#### Work to complete:
Produce a word-for-word copy of the listing below without its pictures.

Dataset items:
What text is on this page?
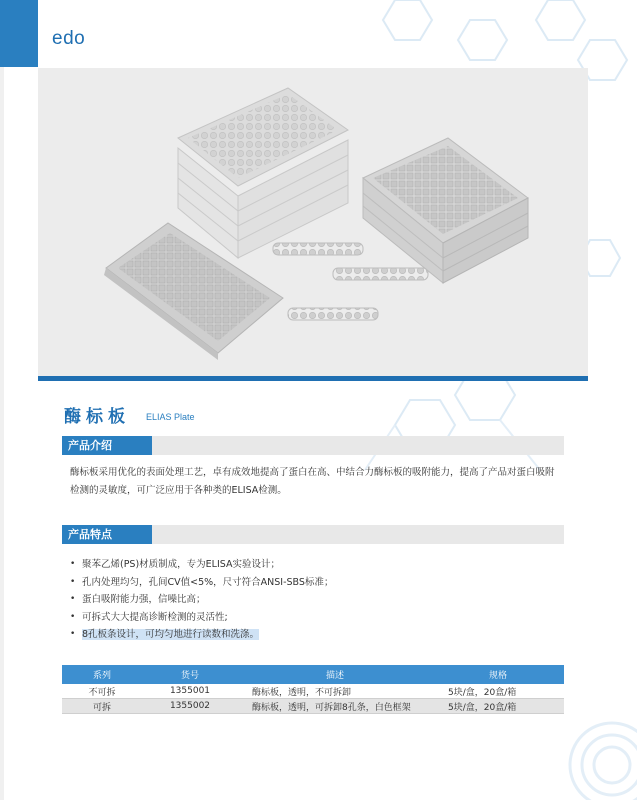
edo
酶标板 ELIAS Plate
产品介绍

酶标板采用优化的表面处理工艺，卓有成效地提高了蛋白在高、中结合力酶标板的吸附能力，提高了产品对蛋白吸附检测的灵敏度，可广泛应用于各种类的ELISA检测。

产品特点
• 聚苯乙烯(PS)材质制成，专为ELISA实验设计；
• 孔内处理均匀，孔间CV值<5%，尺寸符合ANSI-SBS标准；
• 蛋白吸附能力强，信噪比高；
• 可拆式大大提高诊断检测的灵活性;
• 8孔板条设计，可均匀地进行读数和洗涤。
系列	货号	描述	规格
不可拆	1355001	酶标板，透明，不可拆卸	5块/盒，20盒/箱
可拆	1355002	酶标板，透明，可拆卸8孔条，白色框架	5块/盒，20盒/箱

#### Right answer:
What text is on this page?
edo
酶标板 ELIAS Plate
产品介绍

酶标板采用优化的表面处理工艺，卓有成效地提高了蛋白在高、中结合力酶标板的吸附能力，提高了产品对蛋白吸附检测的灵敏度，可广泛应用于各种类的ELISA检测。

产品特点
• 聚苯乙烯(PS)材质制成，专为ELISA实验设计；
• 孔内处理均匀，孔间CV值<5%，尺寸符合ANSI-SBS标准；
• 蛋白吸附能力强，信噪比高；
• 可拆式大大提高诊断检测的灵活性;
• 8孔板条设计，可均匀地进行读数和洗涤。
系列	货号	描述	规格
不可拆	1355001	酶标板，透明，不可拆卸	5块/盒，20盒/箱
可拆	1355002	酶标板，透明，可拆卸8孔条，白色框架	5块/盒，20盒/箱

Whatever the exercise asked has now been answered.